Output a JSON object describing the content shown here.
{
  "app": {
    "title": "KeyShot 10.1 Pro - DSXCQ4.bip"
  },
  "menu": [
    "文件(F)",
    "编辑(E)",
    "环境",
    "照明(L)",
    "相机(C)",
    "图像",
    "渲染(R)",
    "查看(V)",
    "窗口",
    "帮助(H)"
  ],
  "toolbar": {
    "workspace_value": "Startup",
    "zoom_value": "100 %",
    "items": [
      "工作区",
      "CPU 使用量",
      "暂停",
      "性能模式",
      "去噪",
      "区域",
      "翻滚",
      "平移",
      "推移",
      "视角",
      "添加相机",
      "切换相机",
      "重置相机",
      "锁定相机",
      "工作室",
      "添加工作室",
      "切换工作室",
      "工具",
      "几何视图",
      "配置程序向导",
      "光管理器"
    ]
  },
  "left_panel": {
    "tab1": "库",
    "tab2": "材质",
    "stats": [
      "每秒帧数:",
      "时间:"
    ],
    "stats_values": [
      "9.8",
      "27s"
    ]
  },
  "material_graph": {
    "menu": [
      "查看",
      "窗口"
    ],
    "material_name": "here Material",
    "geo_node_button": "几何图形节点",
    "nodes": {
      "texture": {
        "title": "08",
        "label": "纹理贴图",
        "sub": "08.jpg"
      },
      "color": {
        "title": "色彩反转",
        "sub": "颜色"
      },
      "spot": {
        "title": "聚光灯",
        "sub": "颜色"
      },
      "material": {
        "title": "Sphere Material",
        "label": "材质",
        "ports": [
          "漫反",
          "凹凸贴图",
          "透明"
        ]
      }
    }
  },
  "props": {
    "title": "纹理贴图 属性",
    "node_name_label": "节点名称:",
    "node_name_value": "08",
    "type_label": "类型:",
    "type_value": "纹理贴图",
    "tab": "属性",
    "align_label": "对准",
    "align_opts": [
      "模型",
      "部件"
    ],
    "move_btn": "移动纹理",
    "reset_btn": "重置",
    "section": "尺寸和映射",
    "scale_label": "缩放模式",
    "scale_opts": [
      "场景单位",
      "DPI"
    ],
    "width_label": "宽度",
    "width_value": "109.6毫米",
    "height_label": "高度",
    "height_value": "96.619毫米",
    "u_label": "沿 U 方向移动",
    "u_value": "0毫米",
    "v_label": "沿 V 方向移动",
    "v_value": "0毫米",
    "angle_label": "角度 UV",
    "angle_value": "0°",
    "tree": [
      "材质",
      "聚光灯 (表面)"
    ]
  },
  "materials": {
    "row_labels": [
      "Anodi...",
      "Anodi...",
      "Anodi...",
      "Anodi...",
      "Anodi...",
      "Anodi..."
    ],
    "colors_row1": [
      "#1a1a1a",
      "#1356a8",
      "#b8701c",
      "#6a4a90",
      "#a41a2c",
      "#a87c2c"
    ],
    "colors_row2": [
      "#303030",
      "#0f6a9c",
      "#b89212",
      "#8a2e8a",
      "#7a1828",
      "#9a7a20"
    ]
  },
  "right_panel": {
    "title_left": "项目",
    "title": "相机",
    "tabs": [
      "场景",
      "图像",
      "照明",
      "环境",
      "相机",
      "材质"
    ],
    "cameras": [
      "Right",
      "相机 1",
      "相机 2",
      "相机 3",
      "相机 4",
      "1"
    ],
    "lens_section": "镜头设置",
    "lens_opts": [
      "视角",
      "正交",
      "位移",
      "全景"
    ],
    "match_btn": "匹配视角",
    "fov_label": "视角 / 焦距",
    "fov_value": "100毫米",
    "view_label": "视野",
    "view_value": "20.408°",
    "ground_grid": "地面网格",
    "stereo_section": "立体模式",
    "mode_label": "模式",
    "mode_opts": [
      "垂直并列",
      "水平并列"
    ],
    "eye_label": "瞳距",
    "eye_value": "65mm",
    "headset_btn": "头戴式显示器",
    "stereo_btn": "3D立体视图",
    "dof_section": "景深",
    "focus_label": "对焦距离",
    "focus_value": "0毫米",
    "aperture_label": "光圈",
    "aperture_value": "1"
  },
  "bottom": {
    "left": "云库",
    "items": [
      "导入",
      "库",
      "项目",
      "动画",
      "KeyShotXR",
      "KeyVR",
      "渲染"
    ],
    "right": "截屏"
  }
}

+++

Write out every record, exactly as written.

Output a JSON object describing the content shown here.
{
  "app": {
    "title": "KeyShot 10.1 Pro - DSXCQ4.bip"
  },
  "menu": [
    "文件(F)",
    "编辑(E)",
    "环境",
    "照明(L)",
    "相机(C)",
    "图像",
    "渲染(R)",
    "查看(V)",
    "窗口",
    "帮助(H)"
  ],
  "toolbar": {
    "workspace_value": "Startup",
    "zoom_value": "100 %",
    "items": [
      "工作区",
      "CPU 使用量",
      "暂停",
      "性能模式",
      "去噪",
      "区域",
      "翻滚",
      "平移",
      "推移",
      "视角",
      "添加相机",
      "切换相机",
      "重置相机",
      "锁定相机",
      "工作室",
      "添加工作室",
      "切换工作室",
      "工具",
      "几何视图",
      "配置程序向导",
      "光管理器"
    ]
  },
  "left_panel": {
    "tab1": "库",
    "tab2": "材质",
    "stats": [
      "每秒帧数:",
      "时间:"
    ],
    "stats_values": [
      "9.8",
      "27s"
    ]
  },
  "material_graph": {
    "menu": [
      "查看",
      "窗口"
    ],
    "material_name": "here Material",
    "geo_node_button": "几何图形节点",
    "nodes": {
      "texture": {
        "title": "08",
        "label": "纹理贴图",
        "sub": "08.jpg"
      },
      "color": {
        "title": "色彩反转",
        "sub": "颜色"
      },
      "spot": {
        "title": "聚光灯",
        "sub": "颜色"
      },
      "material": {
        "title": "Sphere Material",
        "label": "材质",
        "ports": [
          "漫反",
          "凹凸贴图",
          "透明"
        ]
      }
    }
  },
  "props": {
    "title": "纹理贴图 属性",
    "node_name_label": "节点名称:",
    "node_name_value": "08",
    "type_label": "类型:",
    "type_value": "纹理贴图",
    "tab": "属性",
    "align_label": "对准",
    "align_opts": [
      "模型",
      "部件"
    ],
    "move_btn": "移动纹理",
    "reset_btn": "重置",
    "section": "尺寸和映射",
    "scale_label": "缩放模式",
    "scale_opts": [
      "场景单位",
      "DPI"
    ],
    "width_label": "宽度",
    "width_value": "109.6毫米",
    "height_label": "高度",
    "height_value": "96.619毫米",
    "u_label": "沿 U 方向移动",
    "u_value": "0毫米",
    "v_label": "沿 V 方向移动",
    "v_value": "0毫米",
    "angle_label": "角度 UV",
    "angle_value": "0°",
    "tree": [
      "材质",
      "聚光灯 (表面)"
    ]
  },
  "materials": {
    "row_labels": [
      "Anodi...",
      "Anodi...",
      "Anodi...",
      "Anodi...",
      "Anodi...",
      "Anodi..."
    ],
    "colors_row1": [
      "#1a1a1a",
      "#1356a8",
      "#b8701c",
      "#6a4a90",
      "#a41a2c",
      "#a87c2c"
    ],
    "colors_row2": [
      "#303030",
      "#0f6a9c",
      "#b89212",
      "#8a2e8a",
      "#7a1828",
      "#9a7a20"
    ]
  },
  "right_panel": {
    "title_left": "项目",
    "title": "相机",
    "tabs": [
      "场景",
      "图像",
      "照明",
      "环境",
      "相机",
      "材质"
    ],
    "cameras": [
      "Right",
      "相机 1",
      "相机 2",
      "相机 3",
      "相机 4",
      "1"
    ],
    "lens_section": "镜头设置",
    "lens_opts": [
      "视角",
      "正交",
      "位移",
      "全景"
    ],
    "match_btn": "匹配视角",
    "fov_label": "视角 / 焦距",
    "fov_value": "100毫米",
    "view_label": "视野",
    "view_value": "20.408°",
    "ground_grid": "地面网格",
    "stereo_section": "立体模式",
    "mode_label": "模式",
    "mode_opts": [
      "垂直并列",
      "水平并列"
    ],
    "eye_label": "瞳距",
    "eye_value": "65mm",
    "headset_btn": "头戴式显示器",
    "stereo_btn": "3D立体视图",
    "dof_section": "景深",
    "focus_label": "对焦距离",
    "focus_value": "0毫米",
    "aperture_label": "光圈",
    "aperture_value": "1"
  },
  "bottom": {
    "left": "云库",
    "items": [
      "导入",
      "库",
      "项目",
      "动画",
      "KeyShotXR",
      "KeyVR",
      "渲染"
    ],
    "right": "截屏"
  }
}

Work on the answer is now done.